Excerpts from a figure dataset
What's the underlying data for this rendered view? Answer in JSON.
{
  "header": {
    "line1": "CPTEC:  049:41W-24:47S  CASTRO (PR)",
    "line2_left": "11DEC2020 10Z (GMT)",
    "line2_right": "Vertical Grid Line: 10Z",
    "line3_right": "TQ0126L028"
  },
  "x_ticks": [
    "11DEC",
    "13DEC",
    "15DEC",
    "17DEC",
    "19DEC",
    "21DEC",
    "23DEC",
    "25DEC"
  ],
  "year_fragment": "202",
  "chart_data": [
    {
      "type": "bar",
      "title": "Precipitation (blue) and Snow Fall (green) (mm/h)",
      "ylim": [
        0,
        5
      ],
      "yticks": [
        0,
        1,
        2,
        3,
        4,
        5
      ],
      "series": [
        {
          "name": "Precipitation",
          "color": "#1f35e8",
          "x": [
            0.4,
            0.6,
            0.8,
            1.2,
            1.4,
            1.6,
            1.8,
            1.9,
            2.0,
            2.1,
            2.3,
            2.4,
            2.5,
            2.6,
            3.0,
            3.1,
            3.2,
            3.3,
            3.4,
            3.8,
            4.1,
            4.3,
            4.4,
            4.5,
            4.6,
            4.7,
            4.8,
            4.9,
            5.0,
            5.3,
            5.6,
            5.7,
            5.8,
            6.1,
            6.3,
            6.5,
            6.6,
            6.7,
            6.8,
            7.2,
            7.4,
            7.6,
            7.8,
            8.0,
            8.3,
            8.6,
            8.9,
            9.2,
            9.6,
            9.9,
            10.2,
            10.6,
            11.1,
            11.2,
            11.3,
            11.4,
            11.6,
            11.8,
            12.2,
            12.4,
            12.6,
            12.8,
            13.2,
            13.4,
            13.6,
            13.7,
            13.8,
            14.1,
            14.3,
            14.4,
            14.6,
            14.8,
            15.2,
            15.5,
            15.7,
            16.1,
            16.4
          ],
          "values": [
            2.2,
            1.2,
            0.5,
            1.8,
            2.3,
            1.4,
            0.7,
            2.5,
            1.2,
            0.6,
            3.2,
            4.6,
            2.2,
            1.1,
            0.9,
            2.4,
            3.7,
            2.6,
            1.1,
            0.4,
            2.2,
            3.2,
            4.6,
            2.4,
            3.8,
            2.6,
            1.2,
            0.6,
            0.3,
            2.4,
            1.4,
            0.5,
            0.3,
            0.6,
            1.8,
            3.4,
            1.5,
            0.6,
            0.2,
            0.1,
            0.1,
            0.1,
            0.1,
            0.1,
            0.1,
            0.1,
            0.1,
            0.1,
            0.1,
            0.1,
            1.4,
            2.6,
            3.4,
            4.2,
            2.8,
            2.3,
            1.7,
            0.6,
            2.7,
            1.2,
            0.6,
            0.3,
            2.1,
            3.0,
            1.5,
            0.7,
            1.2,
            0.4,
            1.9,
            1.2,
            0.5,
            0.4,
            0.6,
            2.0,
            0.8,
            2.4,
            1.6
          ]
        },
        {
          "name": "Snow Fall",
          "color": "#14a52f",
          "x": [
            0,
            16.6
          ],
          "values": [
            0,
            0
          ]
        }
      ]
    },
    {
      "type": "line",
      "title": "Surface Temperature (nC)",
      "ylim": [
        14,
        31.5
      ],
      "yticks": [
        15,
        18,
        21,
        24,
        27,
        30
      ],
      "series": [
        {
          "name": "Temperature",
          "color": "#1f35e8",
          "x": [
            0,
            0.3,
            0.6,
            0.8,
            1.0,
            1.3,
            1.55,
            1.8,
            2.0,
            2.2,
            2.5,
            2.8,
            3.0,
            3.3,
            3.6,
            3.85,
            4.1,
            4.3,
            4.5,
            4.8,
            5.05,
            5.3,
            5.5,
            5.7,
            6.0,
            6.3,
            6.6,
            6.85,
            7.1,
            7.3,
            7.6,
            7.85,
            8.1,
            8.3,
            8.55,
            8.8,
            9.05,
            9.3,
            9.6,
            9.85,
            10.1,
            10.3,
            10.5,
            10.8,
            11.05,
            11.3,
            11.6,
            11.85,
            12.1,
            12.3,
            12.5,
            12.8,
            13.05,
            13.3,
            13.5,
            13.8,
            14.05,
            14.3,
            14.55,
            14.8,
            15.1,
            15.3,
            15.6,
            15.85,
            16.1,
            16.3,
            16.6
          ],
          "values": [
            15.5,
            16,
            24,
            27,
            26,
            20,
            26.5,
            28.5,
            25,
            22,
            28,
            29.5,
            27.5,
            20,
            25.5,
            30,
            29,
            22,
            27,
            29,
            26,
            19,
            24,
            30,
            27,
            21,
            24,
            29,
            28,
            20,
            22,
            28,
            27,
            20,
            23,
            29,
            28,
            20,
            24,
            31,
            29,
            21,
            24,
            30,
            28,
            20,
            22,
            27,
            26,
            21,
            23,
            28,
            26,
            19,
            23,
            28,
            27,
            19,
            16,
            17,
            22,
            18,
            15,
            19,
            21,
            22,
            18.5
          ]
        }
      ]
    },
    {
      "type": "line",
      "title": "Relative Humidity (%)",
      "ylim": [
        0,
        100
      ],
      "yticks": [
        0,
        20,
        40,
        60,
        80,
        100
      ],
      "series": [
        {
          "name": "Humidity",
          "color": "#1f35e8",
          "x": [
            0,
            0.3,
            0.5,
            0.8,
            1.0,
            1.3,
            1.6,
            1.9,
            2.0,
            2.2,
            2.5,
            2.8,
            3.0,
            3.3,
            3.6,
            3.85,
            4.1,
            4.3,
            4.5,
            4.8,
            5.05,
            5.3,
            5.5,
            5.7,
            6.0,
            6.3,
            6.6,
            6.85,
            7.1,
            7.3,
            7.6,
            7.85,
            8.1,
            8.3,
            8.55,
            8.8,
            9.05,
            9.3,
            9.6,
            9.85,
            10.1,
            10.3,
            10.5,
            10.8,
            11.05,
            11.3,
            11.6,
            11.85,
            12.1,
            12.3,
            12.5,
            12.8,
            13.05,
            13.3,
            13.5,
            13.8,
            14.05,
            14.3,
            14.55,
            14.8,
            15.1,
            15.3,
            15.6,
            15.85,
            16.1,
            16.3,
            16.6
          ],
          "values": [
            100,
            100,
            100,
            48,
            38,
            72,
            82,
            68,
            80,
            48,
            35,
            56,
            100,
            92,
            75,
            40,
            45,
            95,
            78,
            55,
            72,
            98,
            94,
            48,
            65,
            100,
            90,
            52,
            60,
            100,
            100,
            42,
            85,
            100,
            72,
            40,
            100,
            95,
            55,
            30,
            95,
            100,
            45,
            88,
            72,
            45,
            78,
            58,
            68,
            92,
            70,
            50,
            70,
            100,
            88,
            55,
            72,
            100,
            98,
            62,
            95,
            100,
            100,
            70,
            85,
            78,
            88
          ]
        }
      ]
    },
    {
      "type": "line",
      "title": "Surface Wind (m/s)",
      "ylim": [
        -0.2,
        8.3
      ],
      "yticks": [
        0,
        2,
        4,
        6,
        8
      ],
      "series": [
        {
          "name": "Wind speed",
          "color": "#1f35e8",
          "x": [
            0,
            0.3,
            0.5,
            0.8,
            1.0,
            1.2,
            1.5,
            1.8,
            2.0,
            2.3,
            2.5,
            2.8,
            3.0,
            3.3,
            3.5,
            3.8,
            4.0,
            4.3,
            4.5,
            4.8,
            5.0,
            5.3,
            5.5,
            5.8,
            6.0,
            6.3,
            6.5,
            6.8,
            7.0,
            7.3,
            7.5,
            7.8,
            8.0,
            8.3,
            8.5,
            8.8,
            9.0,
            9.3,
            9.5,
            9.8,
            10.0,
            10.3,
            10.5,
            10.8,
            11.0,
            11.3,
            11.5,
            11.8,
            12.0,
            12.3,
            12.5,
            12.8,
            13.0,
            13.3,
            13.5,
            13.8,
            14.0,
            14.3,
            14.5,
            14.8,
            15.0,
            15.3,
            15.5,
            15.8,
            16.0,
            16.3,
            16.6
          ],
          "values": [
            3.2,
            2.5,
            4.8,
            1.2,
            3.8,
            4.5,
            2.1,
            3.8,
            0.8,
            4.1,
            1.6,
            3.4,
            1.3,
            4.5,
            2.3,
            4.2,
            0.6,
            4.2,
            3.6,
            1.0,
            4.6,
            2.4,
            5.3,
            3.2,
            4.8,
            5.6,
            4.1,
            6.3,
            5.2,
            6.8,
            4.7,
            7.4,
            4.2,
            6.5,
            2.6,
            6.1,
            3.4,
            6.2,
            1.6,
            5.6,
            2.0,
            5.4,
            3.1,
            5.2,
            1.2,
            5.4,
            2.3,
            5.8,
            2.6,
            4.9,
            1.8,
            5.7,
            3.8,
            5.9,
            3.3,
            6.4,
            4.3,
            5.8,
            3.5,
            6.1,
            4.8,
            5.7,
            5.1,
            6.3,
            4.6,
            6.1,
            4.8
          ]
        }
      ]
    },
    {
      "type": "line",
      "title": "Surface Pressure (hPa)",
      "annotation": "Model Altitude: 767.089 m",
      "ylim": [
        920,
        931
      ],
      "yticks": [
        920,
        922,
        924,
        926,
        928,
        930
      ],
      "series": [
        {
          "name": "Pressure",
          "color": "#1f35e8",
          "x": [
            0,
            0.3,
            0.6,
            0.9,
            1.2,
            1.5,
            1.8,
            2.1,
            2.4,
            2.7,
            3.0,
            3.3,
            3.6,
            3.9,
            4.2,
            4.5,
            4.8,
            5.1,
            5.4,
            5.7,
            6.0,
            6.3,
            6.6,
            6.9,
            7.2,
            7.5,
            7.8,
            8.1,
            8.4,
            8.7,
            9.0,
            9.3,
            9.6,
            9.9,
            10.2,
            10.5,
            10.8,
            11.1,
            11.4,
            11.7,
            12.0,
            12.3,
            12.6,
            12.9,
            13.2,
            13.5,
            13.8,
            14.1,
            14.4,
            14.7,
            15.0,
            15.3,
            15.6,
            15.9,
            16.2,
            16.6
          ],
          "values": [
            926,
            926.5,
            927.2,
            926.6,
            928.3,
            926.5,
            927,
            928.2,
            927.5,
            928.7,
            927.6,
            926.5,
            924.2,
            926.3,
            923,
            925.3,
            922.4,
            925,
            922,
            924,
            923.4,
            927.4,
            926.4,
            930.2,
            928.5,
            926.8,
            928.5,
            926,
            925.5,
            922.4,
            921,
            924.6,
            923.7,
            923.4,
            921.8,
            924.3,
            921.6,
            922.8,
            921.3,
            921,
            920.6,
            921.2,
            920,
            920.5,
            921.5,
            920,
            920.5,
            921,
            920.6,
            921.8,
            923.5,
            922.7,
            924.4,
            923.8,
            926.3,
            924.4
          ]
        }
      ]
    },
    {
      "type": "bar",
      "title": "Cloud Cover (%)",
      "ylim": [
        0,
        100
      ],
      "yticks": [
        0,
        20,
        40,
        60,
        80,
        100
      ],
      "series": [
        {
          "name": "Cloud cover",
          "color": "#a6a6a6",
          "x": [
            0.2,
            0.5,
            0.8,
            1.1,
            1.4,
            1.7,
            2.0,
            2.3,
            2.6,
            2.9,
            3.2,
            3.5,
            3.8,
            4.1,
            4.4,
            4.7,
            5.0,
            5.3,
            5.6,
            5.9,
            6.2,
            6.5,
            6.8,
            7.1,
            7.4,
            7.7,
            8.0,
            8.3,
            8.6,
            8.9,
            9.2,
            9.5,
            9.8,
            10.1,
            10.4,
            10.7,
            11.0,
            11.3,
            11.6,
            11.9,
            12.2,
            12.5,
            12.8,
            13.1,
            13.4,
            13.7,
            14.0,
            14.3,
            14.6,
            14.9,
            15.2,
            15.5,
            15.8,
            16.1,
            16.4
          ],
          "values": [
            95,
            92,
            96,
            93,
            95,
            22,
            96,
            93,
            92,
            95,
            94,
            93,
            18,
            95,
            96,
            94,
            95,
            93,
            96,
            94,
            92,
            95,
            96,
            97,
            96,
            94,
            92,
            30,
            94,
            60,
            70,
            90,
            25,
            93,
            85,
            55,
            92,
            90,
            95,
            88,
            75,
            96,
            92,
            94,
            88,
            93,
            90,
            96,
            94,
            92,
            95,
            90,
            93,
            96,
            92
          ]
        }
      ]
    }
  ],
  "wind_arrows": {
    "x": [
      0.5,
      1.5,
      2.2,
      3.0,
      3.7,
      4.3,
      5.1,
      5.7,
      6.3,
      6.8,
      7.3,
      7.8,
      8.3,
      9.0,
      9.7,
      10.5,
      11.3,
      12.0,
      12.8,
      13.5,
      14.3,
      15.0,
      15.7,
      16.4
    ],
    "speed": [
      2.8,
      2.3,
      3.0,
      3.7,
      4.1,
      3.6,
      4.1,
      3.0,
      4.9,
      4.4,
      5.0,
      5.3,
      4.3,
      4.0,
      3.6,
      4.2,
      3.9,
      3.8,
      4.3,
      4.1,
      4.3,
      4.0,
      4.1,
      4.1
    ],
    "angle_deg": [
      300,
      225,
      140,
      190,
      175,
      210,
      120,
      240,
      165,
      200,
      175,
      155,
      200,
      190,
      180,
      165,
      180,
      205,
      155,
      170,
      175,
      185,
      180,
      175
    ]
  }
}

What you need to do:
Pull out each line holding the string "Humidity".

Reply to the task:
      "title": "Relative Humidity (%)",
          "name": "Humidity",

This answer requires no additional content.